# Description of the task
Of the lines in the entries, how many hold the word "życia"? Give that number alone.

------ Records shown ------

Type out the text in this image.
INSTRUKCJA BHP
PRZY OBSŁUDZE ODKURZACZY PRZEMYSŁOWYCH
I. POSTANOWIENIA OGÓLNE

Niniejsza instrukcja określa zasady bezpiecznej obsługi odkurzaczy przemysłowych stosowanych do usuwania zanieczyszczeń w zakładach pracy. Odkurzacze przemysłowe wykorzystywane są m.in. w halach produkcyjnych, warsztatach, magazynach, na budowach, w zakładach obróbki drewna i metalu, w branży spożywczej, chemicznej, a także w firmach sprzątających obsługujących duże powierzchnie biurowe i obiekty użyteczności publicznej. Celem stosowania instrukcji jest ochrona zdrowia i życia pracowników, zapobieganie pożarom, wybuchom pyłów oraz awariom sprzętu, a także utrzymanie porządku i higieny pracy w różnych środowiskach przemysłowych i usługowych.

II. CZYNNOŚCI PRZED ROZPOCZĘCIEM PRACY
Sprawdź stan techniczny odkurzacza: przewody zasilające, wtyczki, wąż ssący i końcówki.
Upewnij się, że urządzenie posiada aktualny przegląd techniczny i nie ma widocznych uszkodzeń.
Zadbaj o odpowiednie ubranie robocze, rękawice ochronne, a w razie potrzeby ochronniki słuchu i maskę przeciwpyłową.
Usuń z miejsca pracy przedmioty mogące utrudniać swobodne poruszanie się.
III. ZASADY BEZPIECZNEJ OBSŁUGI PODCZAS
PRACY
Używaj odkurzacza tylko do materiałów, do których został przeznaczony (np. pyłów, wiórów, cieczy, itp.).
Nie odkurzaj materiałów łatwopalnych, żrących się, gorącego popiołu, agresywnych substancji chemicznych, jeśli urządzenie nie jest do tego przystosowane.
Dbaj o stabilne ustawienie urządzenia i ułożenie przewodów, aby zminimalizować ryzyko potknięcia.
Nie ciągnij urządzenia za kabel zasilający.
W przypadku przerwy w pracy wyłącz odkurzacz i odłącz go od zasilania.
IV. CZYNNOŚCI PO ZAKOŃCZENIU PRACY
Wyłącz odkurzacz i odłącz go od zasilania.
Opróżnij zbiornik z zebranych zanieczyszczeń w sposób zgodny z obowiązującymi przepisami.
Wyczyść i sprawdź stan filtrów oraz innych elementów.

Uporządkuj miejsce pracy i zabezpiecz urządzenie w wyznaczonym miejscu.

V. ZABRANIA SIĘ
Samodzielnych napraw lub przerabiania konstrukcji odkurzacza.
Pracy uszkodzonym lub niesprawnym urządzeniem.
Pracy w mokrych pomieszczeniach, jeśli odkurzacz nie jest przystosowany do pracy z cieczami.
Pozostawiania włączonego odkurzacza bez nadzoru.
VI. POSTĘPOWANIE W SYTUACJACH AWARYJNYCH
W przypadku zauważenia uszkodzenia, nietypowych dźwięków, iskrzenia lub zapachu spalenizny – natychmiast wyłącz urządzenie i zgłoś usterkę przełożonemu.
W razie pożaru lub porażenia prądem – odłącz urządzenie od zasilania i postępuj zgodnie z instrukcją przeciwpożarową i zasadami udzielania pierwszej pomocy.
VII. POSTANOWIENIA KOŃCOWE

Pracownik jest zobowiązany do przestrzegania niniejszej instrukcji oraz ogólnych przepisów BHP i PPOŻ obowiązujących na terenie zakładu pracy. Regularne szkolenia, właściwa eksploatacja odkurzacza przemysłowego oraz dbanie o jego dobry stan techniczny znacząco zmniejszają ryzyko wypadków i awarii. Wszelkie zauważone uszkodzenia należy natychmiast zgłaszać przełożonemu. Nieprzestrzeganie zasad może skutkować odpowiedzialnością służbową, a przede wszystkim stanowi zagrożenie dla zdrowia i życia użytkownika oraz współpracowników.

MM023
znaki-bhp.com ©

------

# Result for this task
2